**Aim of the task**
Copy out the lines that have "JSON" in them.

Figure record extracts:

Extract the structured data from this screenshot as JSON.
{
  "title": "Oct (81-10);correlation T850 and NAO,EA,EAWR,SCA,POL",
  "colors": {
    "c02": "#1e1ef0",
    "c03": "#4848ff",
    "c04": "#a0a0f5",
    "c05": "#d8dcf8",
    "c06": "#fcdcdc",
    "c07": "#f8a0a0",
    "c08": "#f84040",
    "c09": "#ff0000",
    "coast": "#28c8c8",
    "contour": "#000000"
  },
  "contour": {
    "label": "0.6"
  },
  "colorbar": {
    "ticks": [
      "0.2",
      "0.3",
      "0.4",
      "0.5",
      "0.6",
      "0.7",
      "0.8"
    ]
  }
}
--
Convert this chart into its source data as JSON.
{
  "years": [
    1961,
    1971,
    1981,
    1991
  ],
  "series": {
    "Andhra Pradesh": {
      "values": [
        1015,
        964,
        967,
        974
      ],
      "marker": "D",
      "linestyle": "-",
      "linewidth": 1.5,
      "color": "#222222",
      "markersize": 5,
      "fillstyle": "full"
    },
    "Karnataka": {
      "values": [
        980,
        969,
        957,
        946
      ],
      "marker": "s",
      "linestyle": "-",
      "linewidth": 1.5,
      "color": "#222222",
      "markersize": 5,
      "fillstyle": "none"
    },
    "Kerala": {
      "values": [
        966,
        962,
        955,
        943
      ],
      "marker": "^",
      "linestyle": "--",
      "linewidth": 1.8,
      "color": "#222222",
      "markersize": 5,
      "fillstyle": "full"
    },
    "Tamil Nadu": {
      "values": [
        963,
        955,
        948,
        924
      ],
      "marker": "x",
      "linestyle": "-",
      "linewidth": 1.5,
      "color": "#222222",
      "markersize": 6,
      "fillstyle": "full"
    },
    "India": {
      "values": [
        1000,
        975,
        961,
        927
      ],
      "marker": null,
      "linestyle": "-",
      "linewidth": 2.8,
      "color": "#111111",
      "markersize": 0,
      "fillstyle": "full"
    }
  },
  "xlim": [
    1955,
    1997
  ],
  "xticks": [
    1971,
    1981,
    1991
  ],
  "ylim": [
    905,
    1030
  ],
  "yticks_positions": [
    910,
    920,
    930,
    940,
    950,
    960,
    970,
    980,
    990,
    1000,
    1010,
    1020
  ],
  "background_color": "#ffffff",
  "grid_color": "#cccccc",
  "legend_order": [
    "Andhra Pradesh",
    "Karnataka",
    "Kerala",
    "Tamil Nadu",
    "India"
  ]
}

**Output for this exercise**
Extract the structured data from this screenshot as JSON.
Convert this chart into its source data as JSON.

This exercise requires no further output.